*WHAT THE EXERCISE ASKS*
Give back a single number, the count of lines containing the word "телефонной".

*INFORMATION SHOWN*
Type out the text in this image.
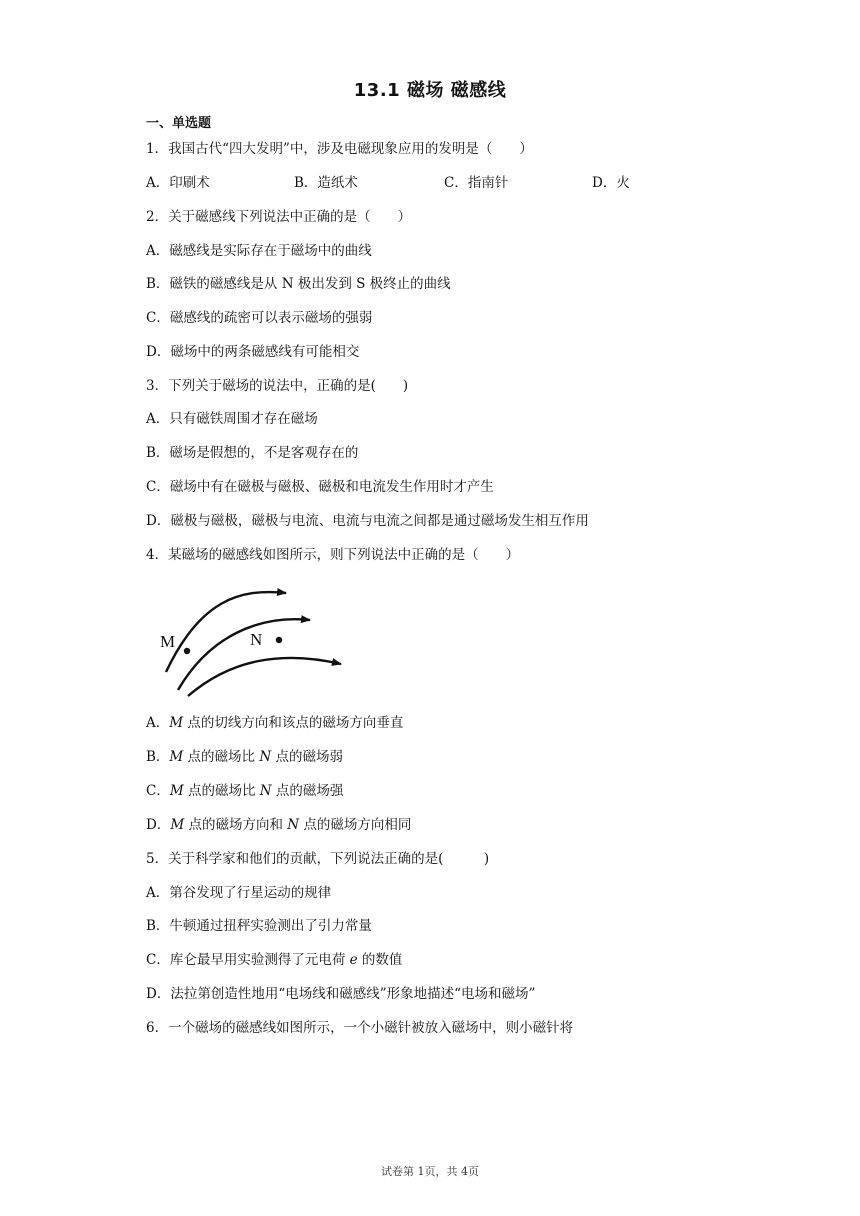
13.1 磁场 磁感线
一、单选题
1．我国古代“四大发明”中，涉及电磁现象应用的发明是（　　）
A．印刷术	B．造纸术	C．指南针	D．火
2．关于磁感线下列说法中正确的是（　　）
A．磁感线是实际存在于磁场中的曲线
B．磁铁的磁感线是从 N 极出发到 S 极终止的曲线
C．磁感线的疏密可以表示磁场的强弱
D．磁场中的两条磁感线有可能相交
3．下列关于磁场的说法中，正确的是(　　)
A．只有磁铁周围才存在磁场
B．磁场是假想的，不是客观存在的
C．磁场中有在磁极与磁极、磁极和电流发生作用时才产生
D．磁极与磁极，磁极与电流、电流与电流之间都是通过磁场发生相互作用
4．某磁场的磁感线如图所示，则下列说法中正确的是（　　）
M	N
A．M 点的切线方向和该点的磁场方向垂直
B．M 点的磁场比 N 点的磁场弱
C．M 点的磁场比 N 点的磁场强
D．M 点的磁场方向和 N 点的磁场方向相同
5．关于科学家和他们的贡献，下列说法正确的是(　　　)
A．第谷发现了行星运动的规律
B．牛顿通过扭秤实验测出了引力常量
C．库仑最早用实验测得了元电荷 e 的数值
D．法拉第创造性地用“电场线和磁感线”形象地描述“电场和磁场”
6．一个磁场的磁感线如图所示，一个小磁针被放入磁场中，则小磁针将
试卷第 1页，共 4页
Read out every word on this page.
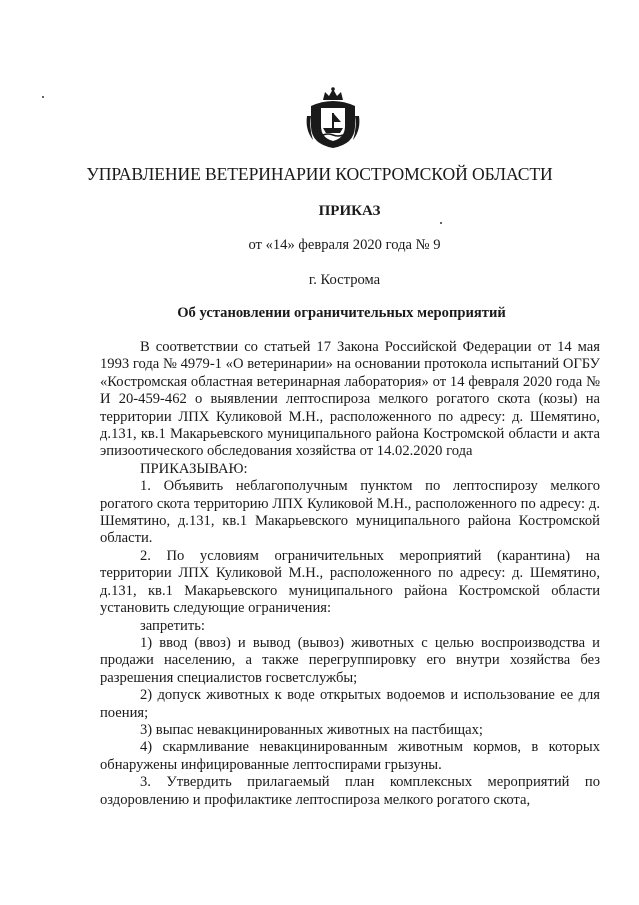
УПРАВЛЕНИЕ ВЕТЕРИНАРИИ КОСТРОМСКОЙ ОБЛАСТИ
ПРИКАЗ
от «14» февраля 2020 года № 9
г. Кострома
Об установлении ограничительных мероприятий

В соответствии со статьей 17 Закона Российской Федерации от 14 мая 1993 года № 4979-1 «О ветеринарии» на основании протокола испытаний ОГБУ «Костромская областная ветеринарная лаборатория» от 14 февраля 2020 года № И 20-459-462 о выявлении лептоспироза мелкого рогатого скота (козы) на территории ЛПХ Куликовой М.Н., расположенного по адресу: д. Шемятино, д.131, кв.1 Макарьевского муниципального района Костромской области и акта эпизоотического обследования хозяйства от 14.02.2020 года

ПРИКАЗЫВАЮ:

1. Объявить неблагополучным пунктом по лептоспирозу мелкого рогатого скота территорию ЛПХ Куликовой М.Н., расположенного по адресу: д. Шемятино, д.131, кв.1 Макарьевского муниципального района Костромской области.

2. По условиям ограничительных мероприятий (карантина) на территории ЛПХ Куликовой М.Н., расположенного по адресу: д. Шемятино, д.131, кв.1 Макарьевского муниципального района Костромской области установить следующие ограничения:

запретить:

1) ввод (ввоз) и вывод (вывоз) животных с целью воспроизводства и продажи населению, а также перегруппировку его внутри хозяйства без разрешения специалистов госветслужбы;

2) допуск животных к воде открытых водоемов и использование ее для поения;

3) выпас невакцинированных животных на пастбищах;

4) скармливание невакцинированным животным кормов, в которых обнаружены инфицированные лептоспирами грызуны.

3. Утвердить прилагаемый план комплексных мероприятий по оздоровлению и профилактике лептоспироза мелкого рогатого скота,
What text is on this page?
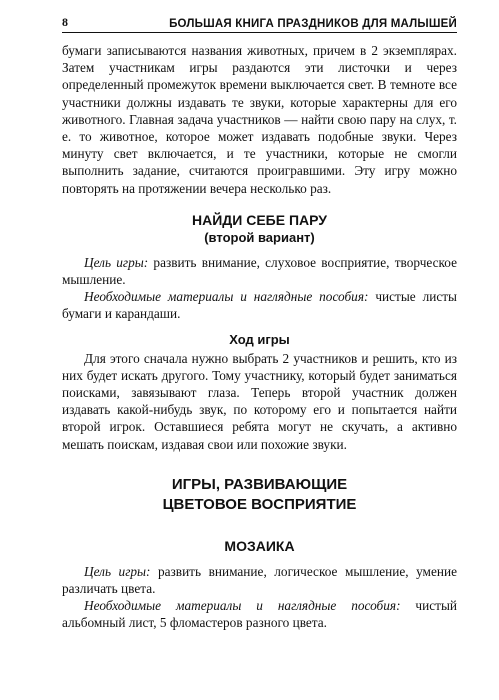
8	БОЛЬШАЯ КНИГА ПРАЗДНИКОВ ДЛЯ МАЛЫШЕЙ

бумаги записываются названия животных, причем в 2 экземплярах. Затем участникам игры раздаются эти листочки и через определенный промежуток времени выключается свет. В темноте все участники должны издавать те звуки, которые характерны для его животного. Главная задача участников — найти свою пару на слух, т. е. то животное, которое может издавать подобные звуки. Через минуту свет включается, и те участники, которые не смогли выполнить задание, считаются проигравшими. Эту игру можно повторять на протяжении вечера несколько раз.

НАЙДИ СЕБЕ ПАРУ
(второй вариант)

Цель игры: развить внимание, слуховое восприятие, творческое мышление.

Необходимые материалы и наглядные пособия: чистые листы бумаги и карандаши.

Ход игры

Для этого сначала нужно выбрать 2 участников и решить, кто из них будет искать другого. Тому участнику, который будет заниматься поисками, завязывают глаза. Теперь второй участник должен издавать какой-нибудь звук, по которому его и попытается найти второй игрок. Оставшиеся ребята могут не скучать, а активно мешать поискам, издавая свои или похожие звуки.

ИГРЫ, РАЗВИВАЮЩИЕ
ЦВЕТОВОЕ ВОСПРИЯТИЕ
МОЗАИКА

Цель игры: развить внимание, логическое мышление, умение различать цвета.

Необходимые материалы и наглядные пособия: чистый альбомный лист, 5 фломастеров разного цвета.
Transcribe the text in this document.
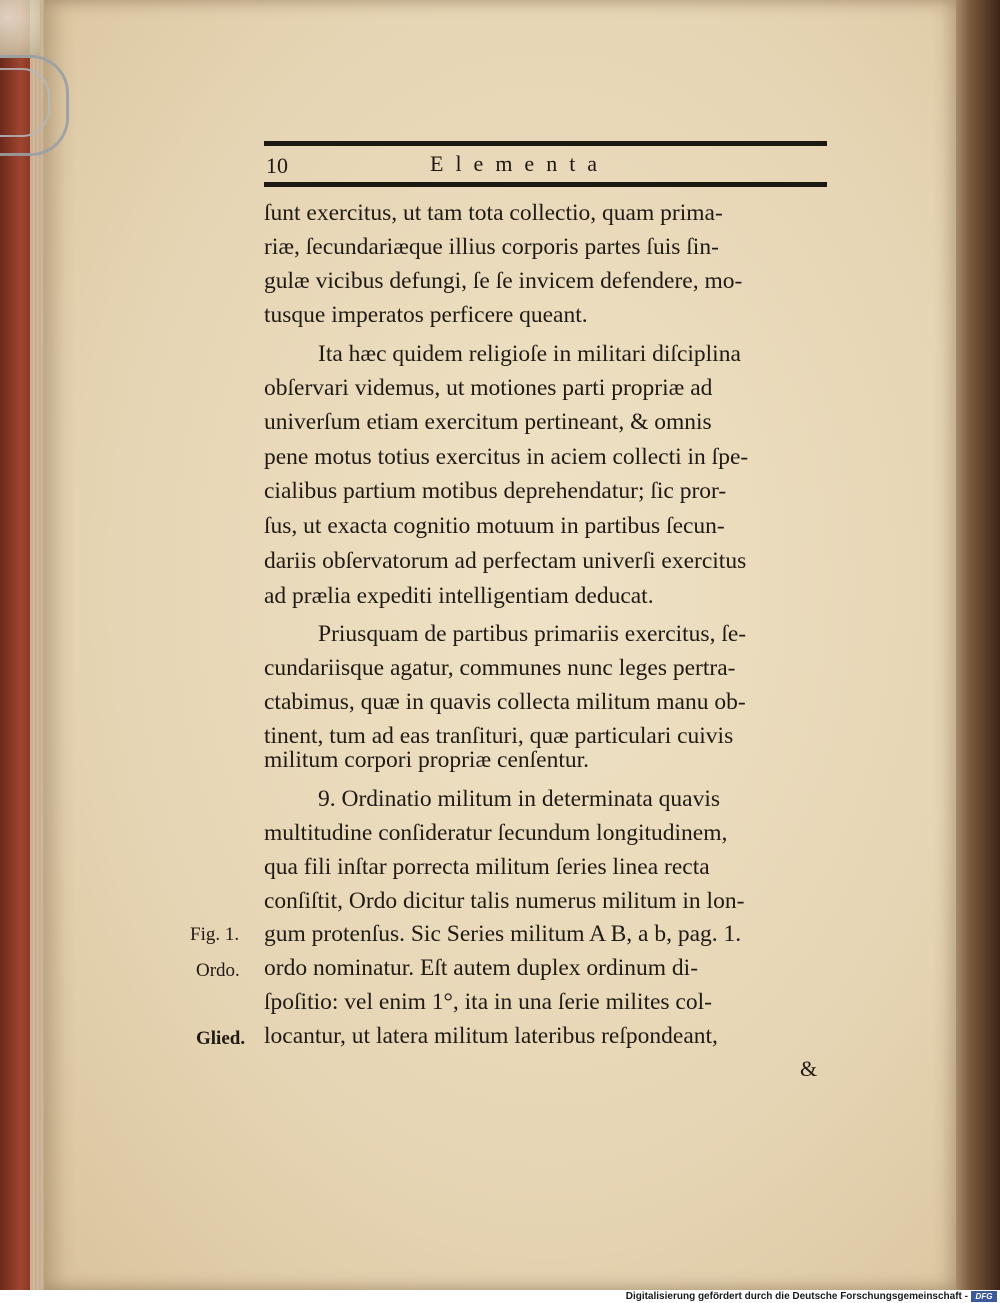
10	Elementa
ſunt exercitus, ut tam tota collectio, quam prima-
riæ, ſecundariæque illius corporis partes ſuis ſin-
gulæ vicibus defungi, ſe ſe invicem defendere, mo-
tusque imperatos perficere queant.
Ita hæc quidem religioſe in militari diſciplina
obſervari videmus, ut motiones parti propriæ ad
univerſum etiam exercitum pertineant, & omnis
pene motus totius exercitus in aciem collecti in ſpe-
cialibus partium motibus deprehendatur; ſic pror-
ſus, ut exacta cognitio motuum in partibus ſecun-
dariis obſervatorum ad perfectam univerſi exercitus
ad prælia expediti intelligentiam deducat.
Priusquam de partibus primariis exercitus, ſe-
cundariisque agatur, communes nunc leges pertra-
ctabimus, quæ in quavis collecta militum manu ob-
tinent, tum ad eas tranſituri, quæ particulari cuivis
militum corpori propriæ cenſentur.
9. Ordinatio militum in determinata quavis
multitudine conſideratur ſecundum longitudinem,
qua fili inſtar porrecta militum ſeries linea recta
conſiſtit, Ordo dicitur talis numerus militum in lon-
gum protenſus. Sic Series militum A B, a b, pag. 1.
ordo nominatur. Eſt autem duplex ordinum di-
ſpoſitio: vel enim 1°, ita in una ſerie milites col-
locantur, ut latera militum lateribus reſpondeant,
Fig. 1.
Ordo.
Glied.
&
Digitalisierung gefördert durch die Deutsche Forschungsgemeinschaft - DFG
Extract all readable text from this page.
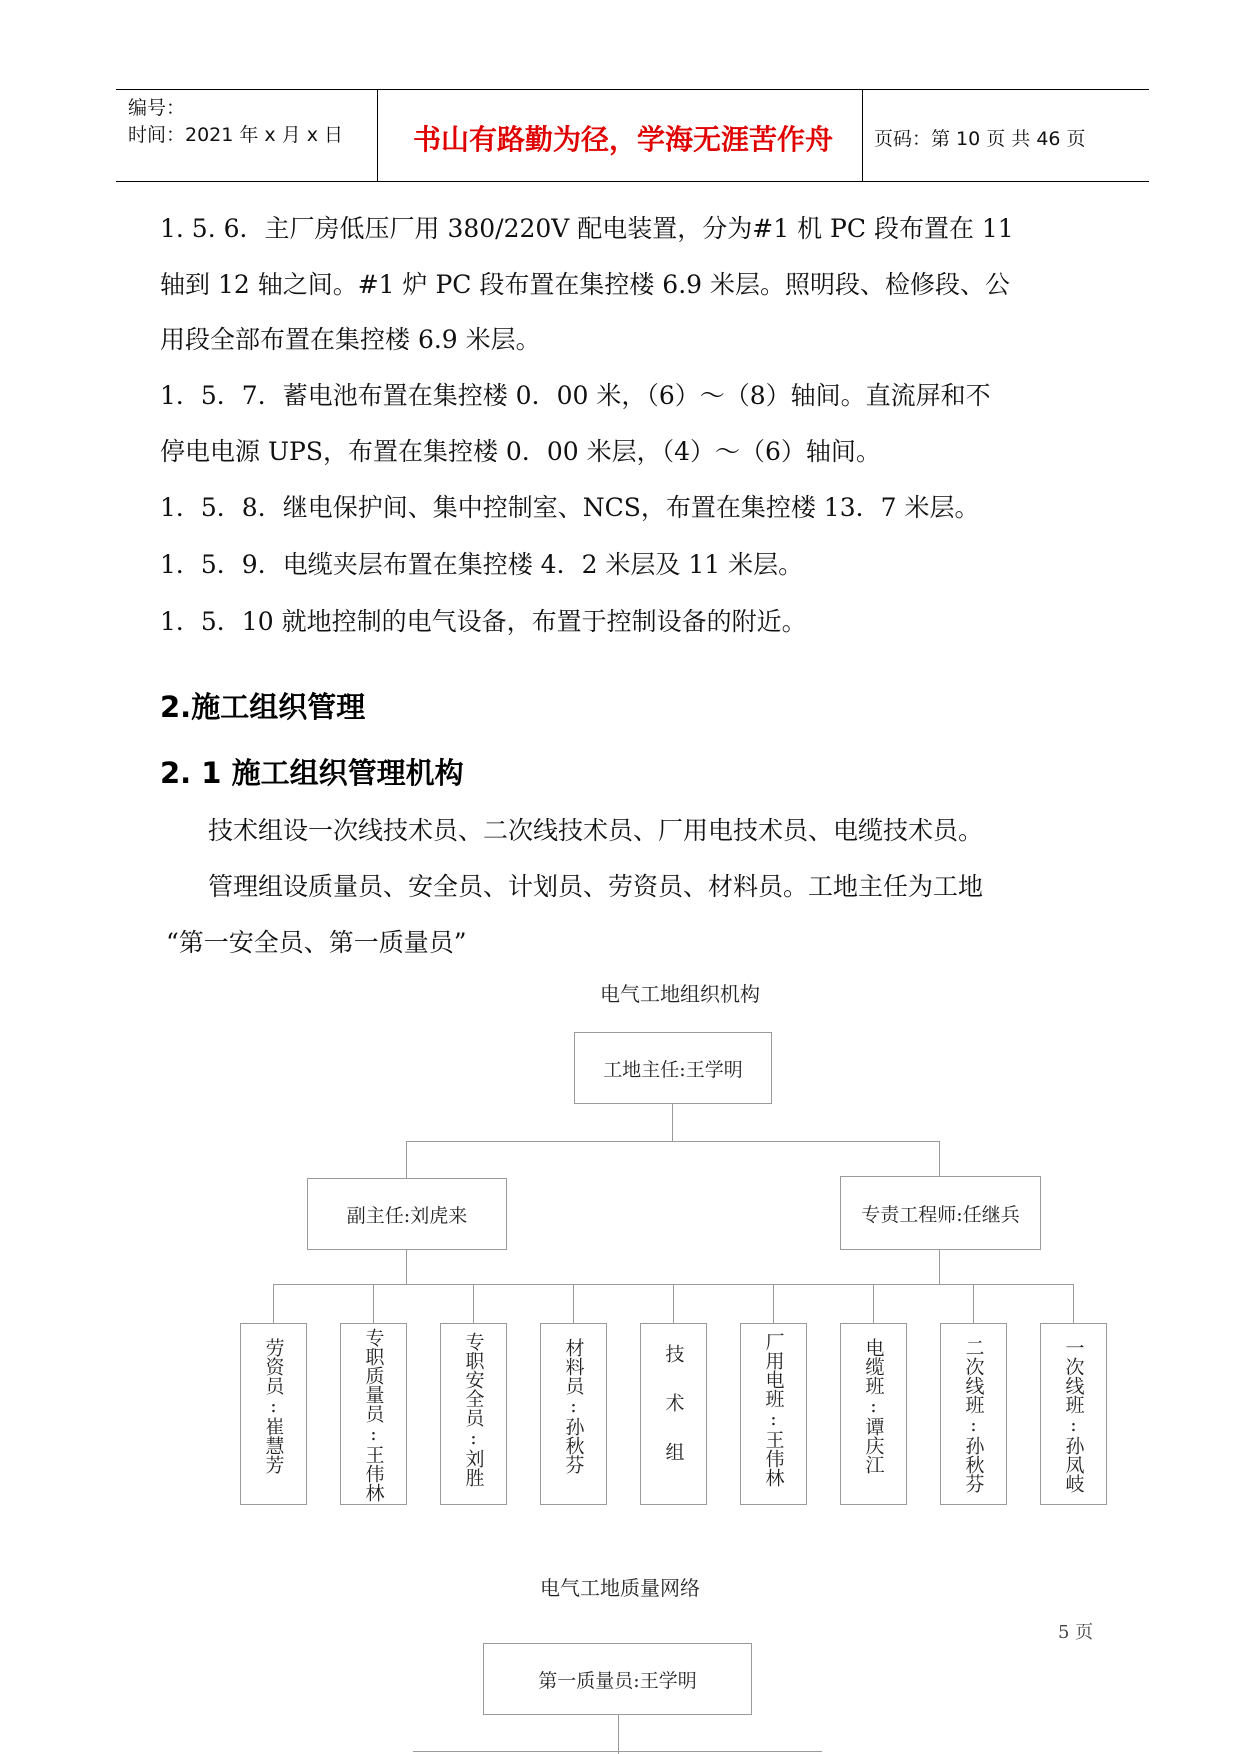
编号：
时间：2021 年 x 月 x 日	书山有路勤为径，学海无涯苦作舟	页码：第 10 页 共 46 页
1. 5. 6．主厂房低压厂用 380/220V 配电装置，分为#1 机 PC 段布置在 11
轴到 12 轴之间。#1 炉 PC 段布置在集控楼 6.9 米层。照明段、检修段、公
用段全部布置在集控楼 6.9 米层。
1．5．7．蓄电池布置在集控楼 0．00 米，（6）～（8）轴间。直流屏和不
停电电源 UPS，布置在集控楼 0．00 米层，（4）～（6）轴间。
1．5．8．继电保护间、集中控制室、NCS，布置在集控楼 13．7 米层。
1．5．9．电缆夹层布置在集控楼 4．2 米层及 11 米层。
1．5．10 就地控制的电气设备，布置于控制设备的附近。
2.施工组织管理
2. 1 施工组织管理机构
技术组设一次线技术员、二次线技术员、厂用电技术员、电缆技术员。
管理组设质量员、安全员、计划员、劳资员、材料员。工地主任为工地
“第一安全员、第一质量员”
电气工地组织机构
工地主任:王学明
副主任:刘虎来	专责工程师:任继兵
劳资员:崔慧芳	专职质量员:王伟林	专职安全员:刘胜	材料员:孙秋芬	技术组	厂用电班:王伟林	电缆班:谭庆江	二次线班:孙秋芬	一次线班:孙凤岐
电气工地质量网络
5 页
第一质量员:王学明
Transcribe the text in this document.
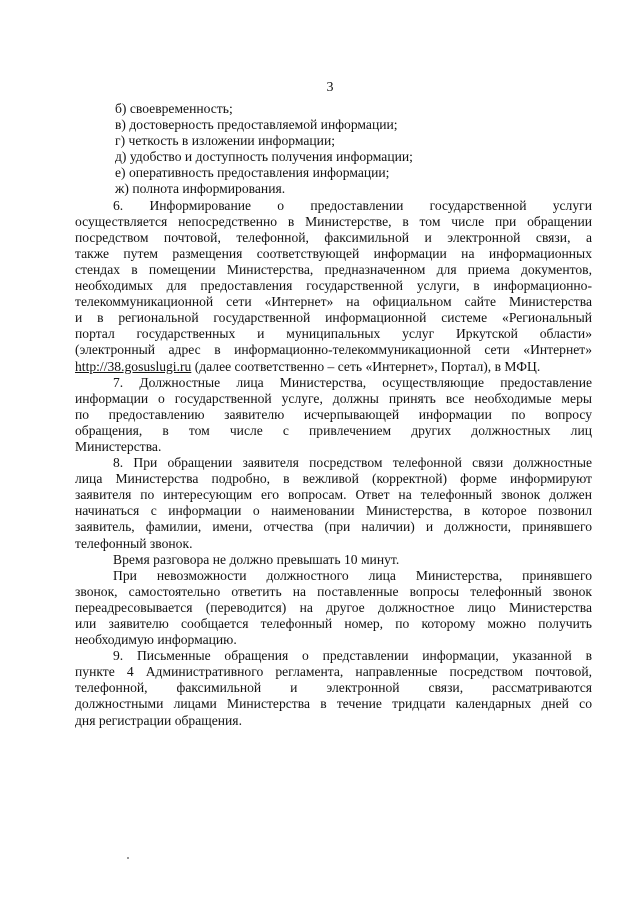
3
б) своевременность;
в) достоверность предоставляемой информации;
г) четкость в изложении информации;
д) удобство и доступность получения информации;
е) оперативность предоставления информации;
ж) полнота информирования.
6. Информирование о предоставлении государственной услуги
осуществляется непосредственно в Министерстве, в том числе при обращении
посредством почтовой, телефонной, факсимильной и электронной связи, а
также путем размещения соответствующей информации на информационных
стендах в помещении Министерства, предназначенном для приема документов,
необходимых для предоставления государственной услуги, в информационно-
телекоммуникационной сети «Интернет» на официальном сайте Министерства
и в региональной государственной информационной системе «Региональный
портал государственных и муниципальных услуг Иркутской области»
(электронный адрес в информационно-телекоммуникационной сети «Интернет»
http://38.gosuslugi.ru (далее соответственно – сеть «Интернет», Портал), в МФЦ.
7. Должностные лица Министерства, осуществляющие предоставление
информации о государственной услуге, должны принять все необходимые меры
по предоставлению заявителю исчерпывающей информации по вопросу
обращения, в том числе с привлечением других должностных лиц
Министерства.
8. При обращении заявителя посредством телефонной связи должностные
лица Министерства подробно, в вежливой (корректной) форме информируют
заявителя по интересующим его вопросам. Ответ на телефонный звонок должен
начинаться с информации о наименовании Министерства, в которое позвонил
заявитель, фамилии, имени, отчества (при наличии) и должности, принявшего
телефонный звонок.
Время разговора не должно превышать 10 минут.
При невозможности должностного лица Министерства, принявшего
звонок, самостоятельно ответить на поставленные вопросы телефонный звонок
переадресовывается (переводится) на другое должностное лицо Министерства
или заявителю сообщается телефонный номер, по которому можно получить
необходимую информацию.
9. Письменные обращения о представлении информации, указанной в
пункте 4 Административного регламента, направленные посредством почтовой,
телефонной, факсимильной и электронной связи, рассматриваются
должностными лицами Министерства в течение тридцати календарных дней со
дня регистрации обращения.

*EXPECTED ANSWER*
3